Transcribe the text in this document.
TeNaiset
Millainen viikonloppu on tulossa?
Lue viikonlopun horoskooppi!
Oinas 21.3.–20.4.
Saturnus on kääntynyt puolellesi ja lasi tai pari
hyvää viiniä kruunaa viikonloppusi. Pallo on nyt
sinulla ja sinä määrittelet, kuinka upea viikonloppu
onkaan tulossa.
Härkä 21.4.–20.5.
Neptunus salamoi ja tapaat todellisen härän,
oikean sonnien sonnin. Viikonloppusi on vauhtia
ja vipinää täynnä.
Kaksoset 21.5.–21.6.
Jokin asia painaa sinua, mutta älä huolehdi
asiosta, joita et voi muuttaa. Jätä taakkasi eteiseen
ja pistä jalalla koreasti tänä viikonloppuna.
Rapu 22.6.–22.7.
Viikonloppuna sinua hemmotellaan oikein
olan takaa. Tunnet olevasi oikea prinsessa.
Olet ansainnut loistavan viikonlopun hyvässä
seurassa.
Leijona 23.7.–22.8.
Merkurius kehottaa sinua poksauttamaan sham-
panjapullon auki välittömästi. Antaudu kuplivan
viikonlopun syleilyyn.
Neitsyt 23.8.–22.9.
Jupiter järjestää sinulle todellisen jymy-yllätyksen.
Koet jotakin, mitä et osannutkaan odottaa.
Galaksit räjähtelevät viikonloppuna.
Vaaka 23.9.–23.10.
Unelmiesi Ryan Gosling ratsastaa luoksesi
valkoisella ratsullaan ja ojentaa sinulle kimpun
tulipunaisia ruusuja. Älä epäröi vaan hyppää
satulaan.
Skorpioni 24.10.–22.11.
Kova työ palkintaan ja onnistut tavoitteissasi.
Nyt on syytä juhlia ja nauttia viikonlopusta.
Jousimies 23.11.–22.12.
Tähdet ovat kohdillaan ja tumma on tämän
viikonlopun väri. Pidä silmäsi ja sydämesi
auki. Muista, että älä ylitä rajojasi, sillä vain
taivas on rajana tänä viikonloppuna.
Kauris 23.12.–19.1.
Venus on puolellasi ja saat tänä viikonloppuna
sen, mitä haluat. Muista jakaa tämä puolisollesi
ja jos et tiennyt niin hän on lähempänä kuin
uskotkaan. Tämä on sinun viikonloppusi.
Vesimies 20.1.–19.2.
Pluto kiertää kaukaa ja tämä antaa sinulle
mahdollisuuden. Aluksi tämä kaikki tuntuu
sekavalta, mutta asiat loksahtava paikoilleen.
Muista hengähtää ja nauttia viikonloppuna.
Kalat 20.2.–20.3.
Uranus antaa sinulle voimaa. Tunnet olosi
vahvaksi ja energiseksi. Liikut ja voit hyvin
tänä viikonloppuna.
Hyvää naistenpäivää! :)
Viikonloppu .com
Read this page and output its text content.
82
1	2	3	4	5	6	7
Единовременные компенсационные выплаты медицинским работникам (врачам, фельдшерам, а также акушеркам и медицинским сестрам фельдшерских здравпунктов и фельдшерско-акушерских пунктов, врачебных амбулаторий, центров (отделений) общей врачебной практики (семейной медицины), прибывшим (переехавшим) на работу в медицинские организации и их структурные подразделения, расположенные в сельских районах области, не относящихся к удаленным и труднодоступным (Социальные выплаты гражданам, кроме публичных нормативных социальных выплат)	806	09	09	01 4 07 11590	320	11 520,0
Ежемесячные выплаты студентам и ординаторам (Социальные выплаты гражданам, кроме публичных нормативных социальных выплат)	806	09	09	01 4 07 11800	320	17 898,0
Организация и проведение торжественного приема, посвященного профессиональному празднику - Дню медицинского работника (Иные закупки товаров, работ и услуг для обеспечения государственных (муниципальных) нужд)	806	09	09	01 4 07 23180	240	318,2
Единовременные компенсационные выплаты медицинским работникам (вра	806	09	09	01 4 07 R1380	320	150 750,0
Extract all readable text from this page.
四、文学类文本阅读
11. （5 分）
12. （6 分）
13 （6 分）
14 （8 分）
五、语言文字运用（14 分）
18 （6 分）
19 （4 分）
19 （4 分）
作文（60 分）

Task objective: From the entries above, select each line containing the string "Muista".

Finished exercise:
auki. Muista, että älä ylitä rajojasi, sillä vain
sen, mitä haluat. Muista jakaa tämä puolisollesi
Muista hengähtää ja nauttia viikonloppuna.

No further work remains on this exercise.